Work out how many lines of the data hold the string "Resort", and reply with that number alone.

+++++

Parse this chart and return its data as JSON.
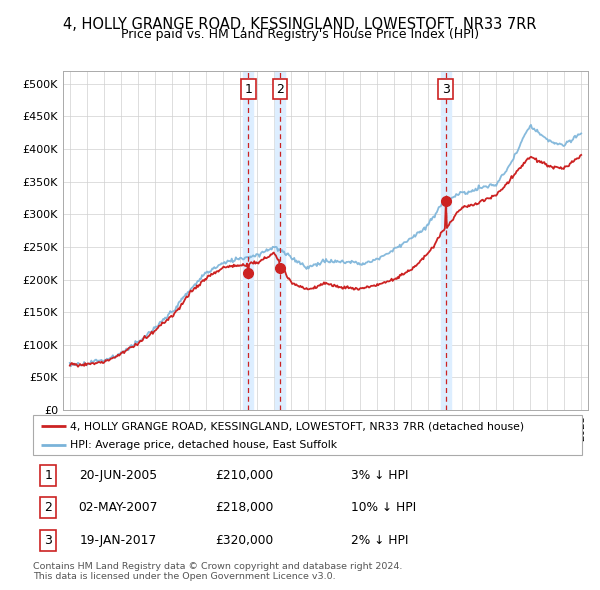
{
  "title": "4, HOLLY GRANGE ROAD, KESSINGLAND, LOWESTOFT, NR33 7RR",
  "subtitle": "Price paid vs. HM Land Registry's House Price Index (HPI)",
  "title_fontsize": 10.5,
  "subtitle_fontsize": 9,
  "ylabel_ticks": [
    "£0",
    "£50K",
    "£100K",
    "£150K",
    "£200K",
    "£250K",
    "£300K",
    "£350K",
    "£400K",
    "£450K",
    "£500K"
  ],
  "ytick_values": [
    0,
    50000,
    100000,
    150000,
    200000,
    250000,
    300000,
    350000,
    400000,
    450000,
    500000
  ],
  "ylim": [
    0,
    520000
  ],
  "xlim_start": 1994.6,
  "xlim_end": 2025.4,
  "hpi_color": "#7ab3d9",
  "price_color": "#cc2222",
  "vline_color": "#cc2222",
  "shade_color": "#ddeeff",
  "transactions": [
    {
      "date": 2005.47,
      "price": 210000,
      "label": "1"
    },
    {
      "date": 2007.33,
      "price": 218000,
      "label": "2"
    },
    {
      "date": 2017.05,
      "price": 320000,
      "label": "3"
    }
  ],
  "legend_entry1": "4, HOLLY GRANGE ROAD, KESSINGLAND, LOWESTOFT, NR33 7RR (detached house)",
  "legend_entry2": "HPI: Average price, detached house, East Suffolk",
  "footer1": "Contains HM Land Registry data © Crown copyright and database right 2024.",
  "footer2": "This data is licensed under the Open Government Licence v3.0.",
  "table_rows": [
    {
      "num": "1",
      "date": "20-JUN-2005",
      "price": "£210,000",
      "hpi": "3% ↓ HPI"
    },
    {
      "num": "2",
      "date": "02-MAY-2007",
      "price": "£218,000",
      "hpi": "10% ↓ HPI"
    },
    {
      "num": "3",
      "date": "19-JAN-2017",
      "price": "£320,000",
      "hpi": "2% ↓ HPI"
    }
  ],
  "hpi_years": [
    1995,
    1996,
    1997,
    1998,
    1999,
    2000,
    2001,
    2002,
    2003,
    2004,
    2005,
    2006,
    2007,
    2008,
    2009,
    2010,
    2011,
    2012,
    2013,
    2014,
    2015,
    2016,
    2017,
    2018,
    2019,
    2020,
    2021,
    2022,
    2023,
    2024,
    2025
  ],
  "hpi_vals": [
    70000,
    72000,
    78000,
    88000,
    105000,
    125000,
    148000,
    178000,
    205000,
    225000,
    230000,
    235000,
    248000,
    232000,
    215000,
    225000,
    222000,
    220000,
    225000,
    240000,
    258000,
    278000,
    318000,
    330000,
    338000,
    342000,
    385000,
    435000,
    415000,
    405000,
    425000
  ],
  "price_vals": [
    70000,
    71000,
    76000,
    87000,
    103000,
    122000,
    145000,
    175000,
    200000,
    218000,
    222000,
    228000,
    243000,
    195000,
    185000,
    195000,
    188000,
    185000,
    190000,
    200000,
    215000,
    240000,
    278000,
    310000,
    320000,
    330000,
    360000,
    390000,
    375000,
    370000,
    390000
  ]
}
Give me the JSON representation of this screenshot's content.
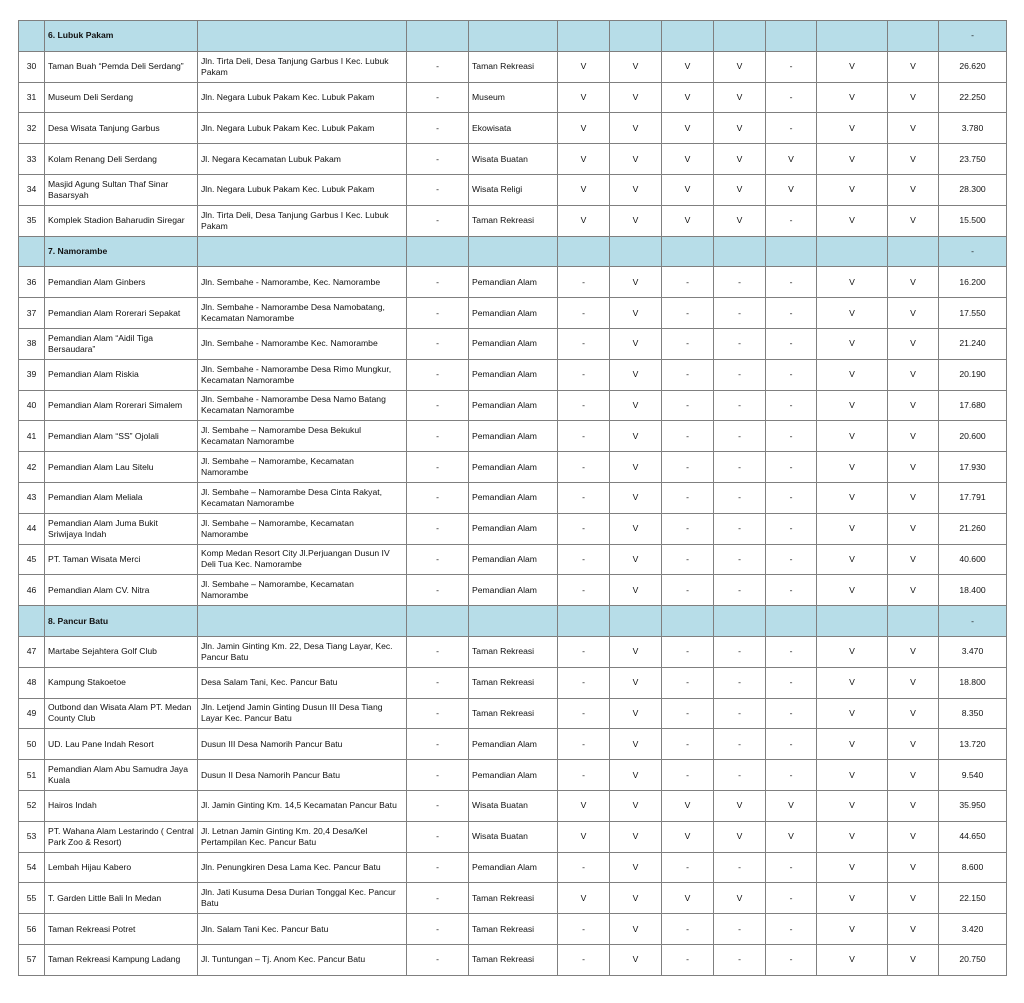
{
  "table": {
    "rows": [
      {
        "section": "6.  Lubuk Pakam",
        "total": "-"
      },
      [
        "30",
        "Taman Buah “Pemda Deli Serdang”",
        "Jln. Tirta Deli, Desa Tanjung Garbus I Kec. Lubuk Pakam",
        "-",
        "Taman Rekreasi",
        "V",
        "V",
        "V",
        "V",
        "-",
        "V",
        "V",
        "26.620"
      ],
      [
        "31",
        "Museum Deli Serdang",
        "Jln. Negara Lubuk Pakam Kec. Lubuk Pakam",
        "-",
        "Museum",
        "V",
        "V",
        "V",
        "V",
        "-",
        "V",
        "V",
        "22.250"
      ],
      [
        "32",
        "Desa Wisata Tanjung Garbus",
        "Jln. Negara Lubuk Pakam Kec. Lubuk Pakam",
        "-",
        "Ekowisata",
        "V",
        "V",
        "V",
        "V",
        "-",
        "V",
        "V",
        "3.780"
      ],
      [
        "33",
        "Kolam Renang Deli Serdang",
        "Jl. Negara Kecamatan Lubuk Pakam",
        "-",
        "Wisata Buatan",
        "V",
        "V",
        "V",
        "V",
        "V",
        "V",
        "V",
        "23.750"
      ],
      [
        "34",
        "Masjid Agung Sultan Thaf Sinar Basarsyah",
        "Jln. Negara Lubuk Pakam Kec. Lubuk Pakam",
        "-",
        "Wisata Religi",
        "V",
        "V",
        "V",
        "V",
        "V",
        "V",
        "V",
        "28.300"
      ],
      [
        "35",
        "Komplek Stadion Baharudin Siregar",
        "Jln. Tirta Deli, Desa Tanjung Garbus I Kec. Lubuk Pakam",
        "-",
        "Taman Rekreasi",
        "V",
        "V",
        "V",
        "V",
        "-",
        "V",
        "V",
        "15.500"
      ],
      {
        "section": "7.  Namorambe",
        "total": "-"
      },
      [
        "36",
        "Pemandian Alam Ginbers",
        "Jln. Sembahe - Namorambe, Kec. Namorambe",
        "-",
        "Pemandian Alam",
        "-",
        "V",
        "-",
        "-",
        "-",
        "V",
        "V",
        "16.200"
      ],
      [
        "37",
        "Pemandian Alam Rorerari Sepakat",
        "Jln. Sembahe - Namorambe Desa Namobatang, Kecamatan Namorambe",
        "-",
        "Pemandian Alam",
        "-",
        "V",
        "-",
        "-",
        "-",
        "V",
        "V",
        "17.550"
      ],
      [
        "38",
        "Pemandian Alam “Aidil Tiga Bersaudara”",
        "Jln. Sembahe - Namorambe Kec. Namorambe",
        "-",
        "Pemandian Alam",
        "-",
        "V",
        "-",
        "-",
        "-",
        "V",
        "V",
        "21.240"
      ],
      [
        "39",
        "Pemandian Alam Riskia",
        "Jln. Sembahe - Namorambe Desa Rimo Mungkur, Kecamatan Namorambe",
        "-",
        "Pemandian Alam",
        "-",
        "V",
        "-",
        "-",
        "-",
        "V",
        "V",
        "20.190"
      ],
      [
        "40",
        "Pemandian Alam Rorerari Simalem",
        "Jln. Sembahe - Namorambe Desa Namo Batang Kecamatan Namorambe",
        "-",
        "Pemandian Alam",
        "-",
        "V",
        "-",
        "-",
        "-",
        "V",
        "V",
        "17.680"
      ],
      [
        "41",
        "Pemandian Alam “SS” Ojolali",
        "Jl. Sembahe – Namorambe Desa Bekukul Kecamatan Namorambe",
        "-",
        "Pemandian Alam",
        "-",
        "V",
        "-",
        "-",
        "-",
        "V",
        "V",
        "20.600"
      ],
      [
        "42",
        "Pemandian Alam Lau Sitelu",
        "Jl. Sembahe – Namorambe, Kecamatan Namorambe",
        "-",
        "Pemandian Alam",
        "-",
        "V",
        "-",
        "-",
        "-",
        "V",
        "V",
        "17.930"
      ],
      [
        "43",
        "Pemandian Alam Meliala",
        "Jl. Sembahe – Namorambe Desa Cinta Rakyat, Kecamatan Namorambe",
        "-",
        "Pemandian Alam",
        "-",
        "V",
        "-",
        "-",
        "-",
        "V",
        "V",
        "17.791"
      ],
      [
        "44",
        "Pemandian Alam Juma Bukit Sriwijaya Indah",
        "Jl. Sembahe – Namorambe, Kecamatan Namorambe",
        "-",
        "Pemandian Alam",
        "-",
        "V",
        "-",
        "-",
        "-",
        "V",
        "V",
        "21.260"
      ],
      [
        "45",
        "PT. Taman Wisata Merci",
        "Komp Medan Resort City Jl.Perjuangan Dusun IV Deli Tua Kec. Namorambe",
        "-",
        "Pemandian Alam",
        "-",
        "V",
        "-",
        "-",
        "-",
        "V",
        "V",
        "40.600"
      ],
      [
        "46",
        "Pemandian Alam CV. Nitra",
        "Jl. Sembahe – Namorambe, Kecamatan Namorambe",
        "-",
        "Pemandian Alam",
        "-",
        "V",
        "-",
        "-",
        "-",
        "V",
        "V",
        "18.400"
      ],
      {
        "section": "8.  Pancur Batu",
        "total": "-"
      },
      [
        "47",
        "Martabe Sejahtera Golf Club",
        "Jln. Jamin Ginting Km. 22, Desa Tiang Layar, Kec. Pancur Batu",
        "-",
        "Taman Rekreasi",
        "-",
        "V",
        "-",
        "-",
        "-",
        "V",
        "V",
        "3.470"
      ],
      [
        "48",
        "Kampung Stakoetoe",
        "Desa Salam Tani, Kec. Pancur Batu",
        "-",
        "Taman Rekreasi",
        "-",
        "V",
        "-",
        "-",
        "-",
        "V",
        "V",
        "18.800"
      ],
      [
        "49",
        "Outbond dan Wisata Alam PT. Medan County Club",
        "Jln. Letjend Jamin Ginting Dusun III Desa Tiang Layar Kec. Pancur Batu",
        "-",
        "Taman Rekreasi",
        "-",
        "V",
        "-",
        "-",
        "-",
        "V",
        "V",
        "8.350"
      ],
      [
        "50",
        "UD. Lau Pane Indah Resort",
        "Dusun III Desa Namorih Pancur Batu",
        "-",
        "Pemandian Alam",
        "-",
        "V",
        "-",
        "-",
        "-",
        "V",
        "V",
        "13.720"
      ],
      [
        "51",
        "Pemandian Alam Abu Samudra Jaya Kuala",
        "Dusun II Desa Namorih Pancur Batu",
        "-",
        "Pemandian Alam",
        "-",
        "V",
        "-",
        "-",
        "-",
        "V",
        "V",
        "9.540"
      ],
      [
        "52",
        "Hairos Indah",
        "Jl. Jamin Ginting Km. 14,5 Kecamatan Pancur Batu",
        "-",
        "Wisata Buatan",
        "V",
        "V",
        "V",
        "V",
        "V",
        "V",
        "V",
        "35.950"
      ],
      [
        "53",
        "PT. Wahana Alam Lestarindo ( Central Park Zoo & Resort)",
        "Jl. Letnan Jamin Ginting Km. 20,4 Desa/Kel Pertampilan Kec. Pancur Batu",
        "-",
        "Wisata Buatan",
        "V",
        "V",
        "V",
        "V",
        "V",
        "V",
        "V",
        "44.650"
      ],
      [
        "54",
        "Lembah Hijau Kabero",
        "Jln. Penungkiren Desa Lama Kec. Pancur Batu",
        "-",
        "Pemandian Alam",
        "-",
        "V",
        "-",
        "-",
        "-",
        "V",
        "V",
        "8.600"
      ],
      [
        "55",
        "T. Garden Little Bali In Medan",
        "Jln. Jati Kusuma Desa Durian Tonggal Kec. Pancur Batu",
        "-",
        "Taman Rekreasi",
        "V",
        "V",
        "V",
        "V",
        "-",
        "V",
        "V",
        "22.150"
      ],
      [
        "56",
        "Taman Rekreasi Potret",
        "Jln. Salam Tani Kec. Pancur Batu",
        "-",
        "Taman Rekreasi",
        "-",
        "V",
        "-",
        "-",
        "-",
        "V",
        "V",
        "3.420"
      ],
      [
        "57",
        "Taman Rekreasi Kampung Ladang",
        "Jl. Tuntungan – Tj. Anom Kec. Pancur Batu",
        "-",
        "Taman Rekreasi",
        "-",
        "V",
        "-",
        "-",
        "-",
        "V",
        "V",
        "20.750"
      ]
    ]
  }
}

+++++

RESULT:
3